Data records

++++++++

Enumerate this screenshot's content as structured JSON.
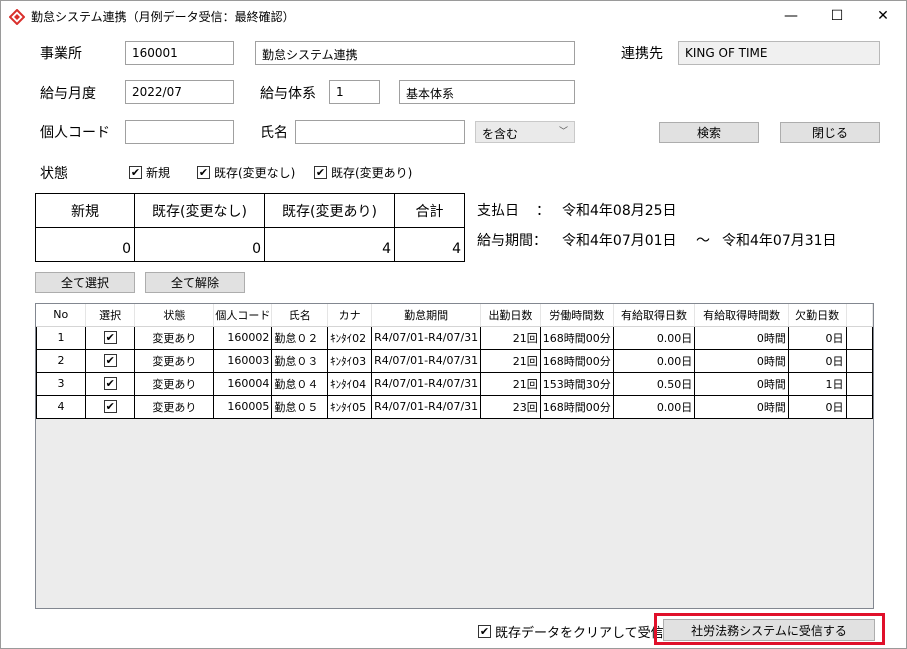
{
  "window": {
    "title": "勤怠システム連携（月例データ受信：最終確認）",
    "min_glyph": "—",
    "max_glyph": "☐",
    "close_glyph": "✕"
  },
  "form": {
    "office_label": "事業所",
    "office_code": "160001",
    "office_name": "勤怠システム連携",
    "partner_label": "連携先",
    "partner_value": "KING OF TIME",
    "pay_month_label": "給与月度",
    "pay_month_value": "2022/07",
    "pay_system_label": "給与体系",
    "pay_system_code": "1",
    "pay_system_name": "基本体系",
    "personal_code_label": "個人コード",
    "personal_code_value": "",
    "name_label": "氏名",
    "name_value": "",
    "match_option": "を含む",
    "search_button": "検索",
    "close_button": "閉じる"
  },
  "status": {
    "label": "状態",
    "options": [
      {
        "label": "新規",
        "checked": true
      },
      {
        "label": "既存(変更なし)",
        "checked": true
      },
      {
        "label": "既存(変更あり)",
        "checked": true
      }
    ]
  },
  "summary": {
    "headers": [
      "新規",
      "既存(変更なし)",
      "既存(変更あり)",
      "合計"
    ],
    "values": [
      "0",
      "0",
      "4",
      "4"
    ]
  },
  "payment": {
    "pay_date_label": "支払日",
    "colon": "：",
    "pay_date_value": "令和4年08月25日",
    "period_label": "給与期間：",
    "period_start": "令和4年07月01日",
    "period_sep": "～",
    "period_end": "令和4年07月31日"
  },
  "buttons": {
    "select_all": "全て選択",
    "deselect_all": "全て解除"
  },
  "grid": {
    "columns": [
      "No",
      "選択",
      "状態",
      "個人コード",
      "氏名",
      "カナ",
      "勤怠期間",
      "出勤日数",
      "労働時間数",
      "有給取得日数",
      "有給取得時間数",
      "欠勤日数"
    ],
    "rows": [
      {
        "no": "1",
        "checked": true,
        "status": "変更あり",
        "code": "160002",
        "name": "勤怠０２",
        "kana": "ｷﾝﾀｲ02",
        "period": "R4/07/01-R4/07/31",
        "work_days": "21回",
        "work_hours": "168時間00分",
        "paid_days": "0.00日",
        "paid_hours": "0時間",
        "absent_days": "0日"
      },
      {
        "no": "2",
        "checked": true,
        "status": "変更あり",
        "code": "160003",
        "name": "勤怠０３",
        "kana": "ｷﾝﾀｲ03",
        "period": "R4/07/01-R4/07/31",
        "work_days": "21回",
        "work_hours": "168時間00分",
        "paid_days": "0.00日",
        "paid_hours": "0時間",
        "absent_days": "0日"
      },
      {
        "no": "3",
        "checked": true,
        "status": "変更あり",
        "code": "160004",
        "name": "勤怠０４",
        "kana": "ｷﾝﾀｲ04",
        "period": "R4/07/01-R4/07/31",
        "work_days": "21回",
        "work_hours": "153時間30分",
        "paid_days": "0.50日",
        "paid_hours": "0時間",
        "absent_days": "1日"
      },
      {
        "no": "4",
        "checked": true,
        "status": "変更あり",
        "code": "160005",
        "name": "勤怠０５",
        "kana": "ｷﾝﾀｲ05",
        "period": "R4/07/01-R4/07/31",
        "work_days": "23回",
        "work_hours": "168時間00分",
        "paid_days": "0.00日",
        "paid_hours": "0時間",
        "absent_days": "0日"
      }
    ]
  },
  "footer": {
    "clear_existing_label": "既存データをクリアして受信する",
    "clear_existing_checked": true,
    "receive_button": "社労法務システムに受信する"
  },
  "check_glyph": "✔",
  "colors": {
    "highlight": "#e0102a",
    "icon_accent": "#d9302c"
  }
}
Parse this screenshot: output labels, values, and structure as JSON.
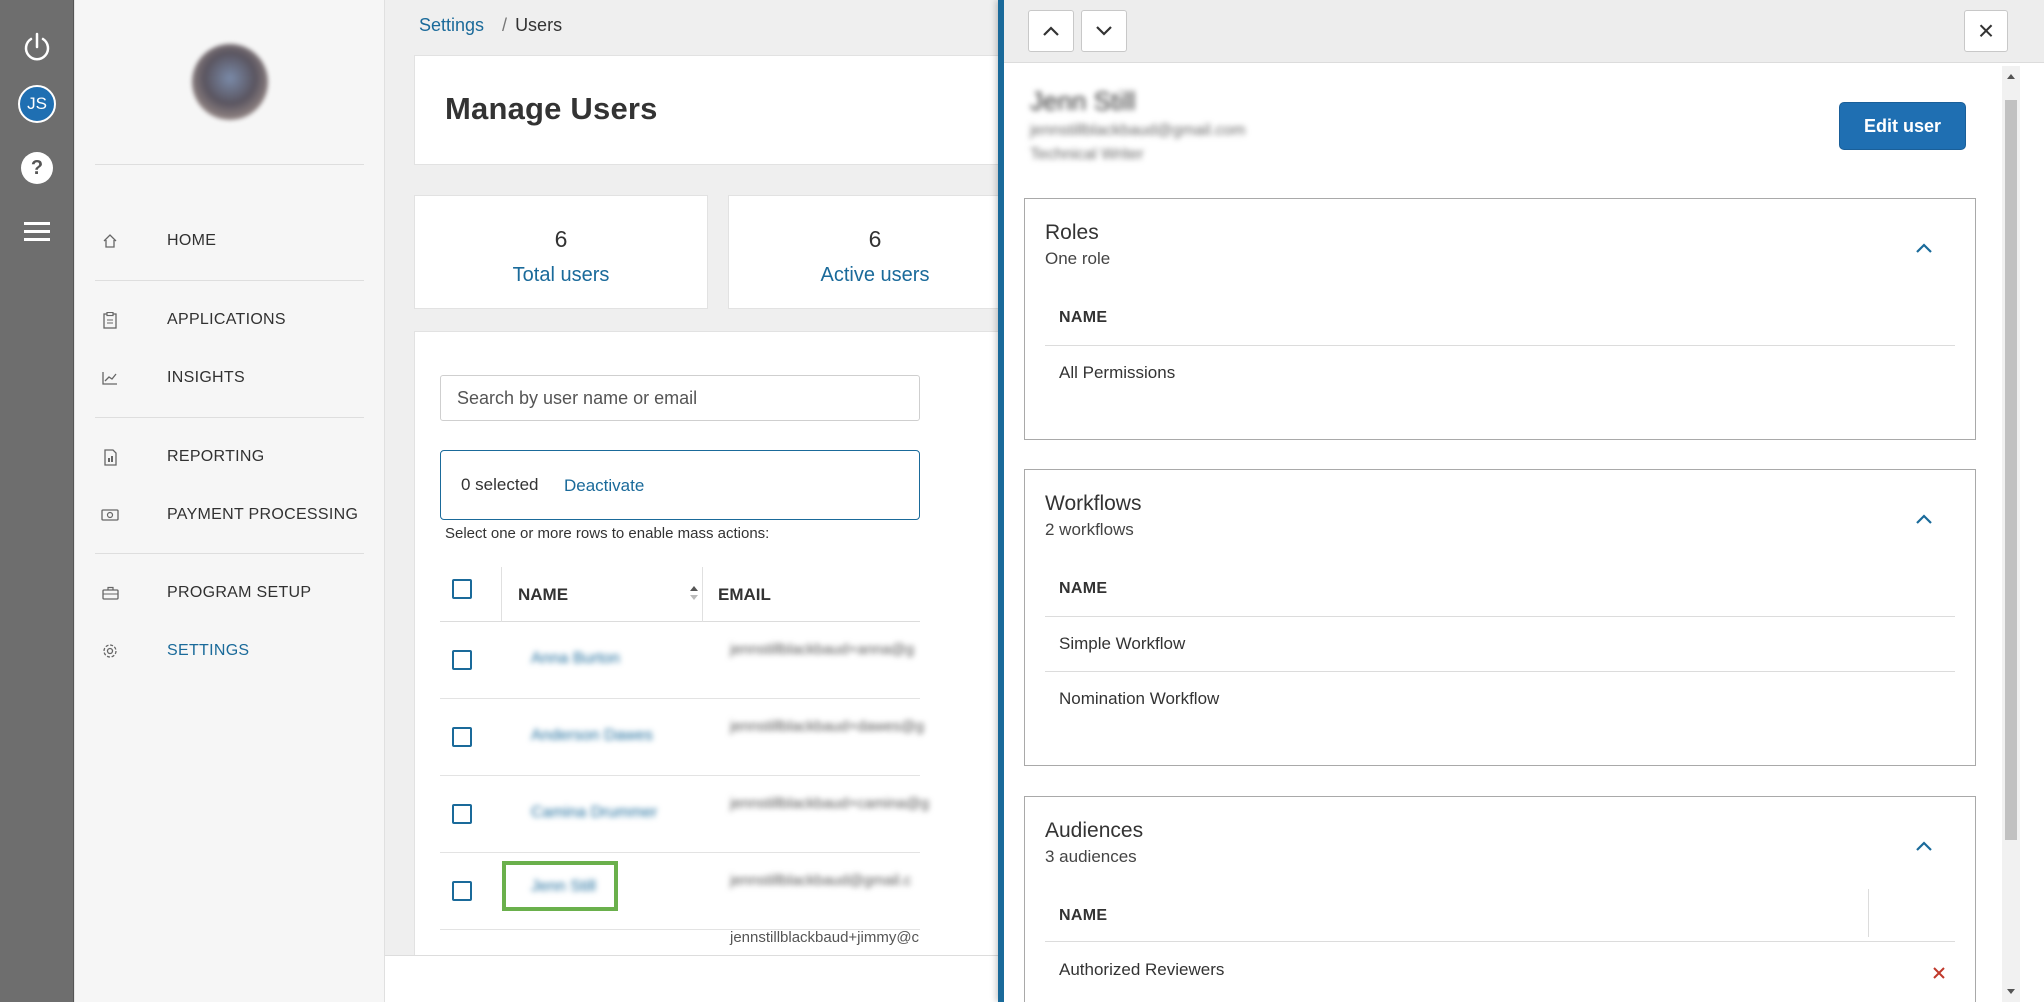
{
  "rail": {
    "avatar_initials": "JS",
    "help_glyph": "?"
  },
  "nav": {
    "items": [
      {
        "label": "HOME",
        "icon": "home-icon"
      },
      {
        "label": "APPLICATIONS",
        "icon": "clipboard-icon"
      },
      {
        "label": "INSIGHTS",
        "icon": "chart-icon"
      },
      {
        "label": "REPORTING",
        "icon": "report-icon"
      },
      {
        "label": "PAYMENT PROCESSING",
        "icon": "money-icon"
      },
      {
        "label": "PROGRAM SETUP",
        "icon": "toolbox-icon"
      },
      {
        "label": "SETTINGS",
        "icon": "gear-icon"
      }
    ]
  },
  "breadcrumb": {
    "parent": "Settings",
    "separator": "/",
    "current": "Users"
  },
  "page": {
    "title": "Manage Users"
  },
  "stats": [
    {
      "value": "6",
      "label": "Total users"
    },
    {
      "value": "6",
      "label": "Active users"
    }
  ],
  "search": {
    "placeholder": "Search by user name or email"
  },
  "bulk": {
    "selected": "0 selected",
    "action": "Deactivate",
    "hint": "Select one or more rows to enable mass actions:"
  },
  "table": {
    "headers": {
      "name": "NAME",
      "email": "EMAIL"
    },
    "rows": [
      {
        "name": "Anna Burton",
        "email": "jennstillblackbaud+anna@g"
      },
      {
        "name": "Anderson Dawes",
        "email": "jennstillblackbaud+dawes@g"
      },
      {
        "name": "Camina Drummer",
        "email": "jennstillblackbaud+camina@g"
      },
      {
        "name": "Jenn Still",
        "email": "jennstillblackbaud@gmail.c"
      },
      {
        "name": "",
        "email": "jennstillblackbaud+jimmy@c"
      }
    ]
  },
  "flyout": {
    "user": {
      "name": "Jenn Still",
      "email": "jennstillblackbaud@gmail.com",
      "title": "Technical Writer"
    },
    "edit_label": "Edit user",
    "close_glyph": "×",
    "sections": {
      "roles": {
        "title": "Roles",
        "subtitle": "One role",
        "header": "NAME",
        "items": [
          "All Permissions"
        ]
      },
      "workflows": {
        "title": "Workflows",
        "subtitle": "2 workflows",
        "header": "NAME",
        "items": [
          "Simple Workflow",
          "Nomination Workflow"
        ]
      },
      "audiences": {
        "title": "Audiences",
        "subtitle": "3 audiences",
        "header": "NAME",
        "items": [
          "Authorized Reviewers"
        ]
      }
    }
  },
  "colors": {
    "accent": "#1a6a9a",
    "button": "#1f6fb2",
    "highlight": "#6ab04c",
    "delete": "#c0392b"
  }
}
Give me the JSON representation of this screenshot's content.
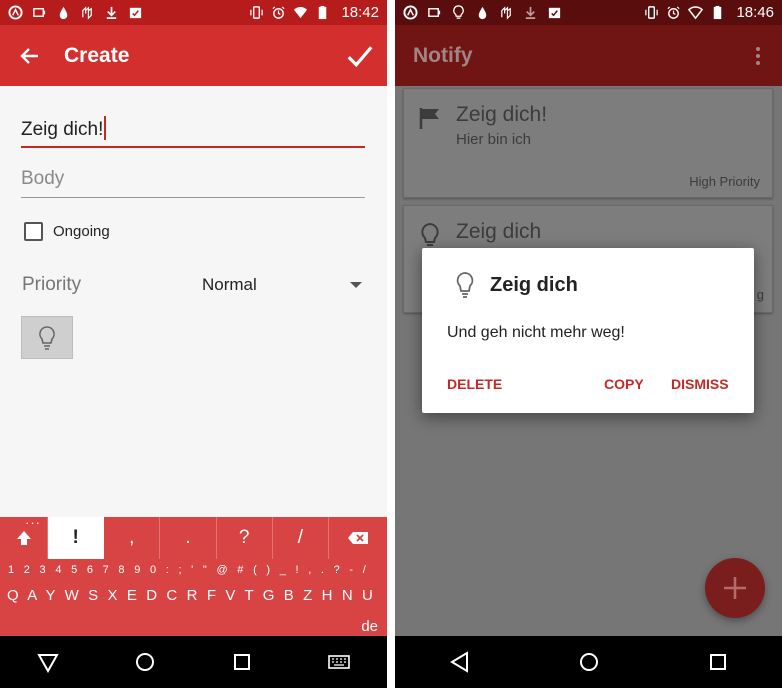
{
  "left_screen": {
    "status_bar": {
      "time": "18:42",
      "left_icons": [
        "opera-icon",
        "cast-icon",
        "drop-icon",
        "gesture-icon",
        "download-icon",
        "checklist-icon"
      ],
      "right_icons": [
        "vibrate-icon",
        "alarm-icon",
        "wifi-icon",
        "battery-icon"
      ],
      "battery_level": "89"
    },
    "app_bar": {
      "title": "Create"
    },
    "form": {
      "title_value": "Zeig dich!",
      "body_placeholder": "Body",
      "ongoing_label": "Ongoing",
      "priority_label": "Priority",
      "priority_value": "Normal"
    },
    "keyboard": {
      "top_keys": [
        "!",
        ",",
        ".",
        "?",
        "/"
      ],
      "symbols_row": "1 2 3 4 5 6 7 8 9 0 : ; ' \" @ # ( ) _ ! , . ? - /",
      "letters_row": "Q A Y W S X E D C R F V T G B Z H N U J M I K O L P",
      "language": "de"
    }
  },
  "right_screen": {
    "status_bar": {
      "time": "18:46",
      "left_icons": [
        "opera-icon",
        "cast-icon",
        "bulb-icon",
        "drop-icon",
        "gesture-icon",
        "download-icon",
        "checklist-icon"
      ],
      "right_icons": [
        "vibrate-icon",
        "alarm-icon",
        "wifi-icon",
        "battery-icon"
      ],
      "battery_level": "86"
    },
    "app_bar": {
      "title": "Notify"
    },
    "cards": [
      {
        "title": "Zeig dich!",
        "subtitle": "Hier bin ich",
        "priority": "High Priority",
        "icon": "flag-icon"
      },
      {
        "title": "Zeig dich",
        "subtitle": "",
        "priority": "g",
        "icon": "bulb-icon"
      }
    ],
    "dialog": {
      "title": "Zeig dich",
      "message": "Und geh nicht mehr weg!",
      "delete_label": "DELETE",
      "copy_label": "COPY",
      "dismiss_label": "DISMISS"
    }
  },
  "colors": {
    "accent": "#d32f2f",
    "status_bar": "#b71c1c",
    "dialog_button": "#c62828"
  }
}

++++++++

▸ Aim: Show the lines from the data above that contain the string "JSON".

▸ Result:
Enumerate this screenshot's content as structured JSON.
Parse this screenshot: output labels, values, and structure as JSON.
Give me the JSON representation of this screenshot's content.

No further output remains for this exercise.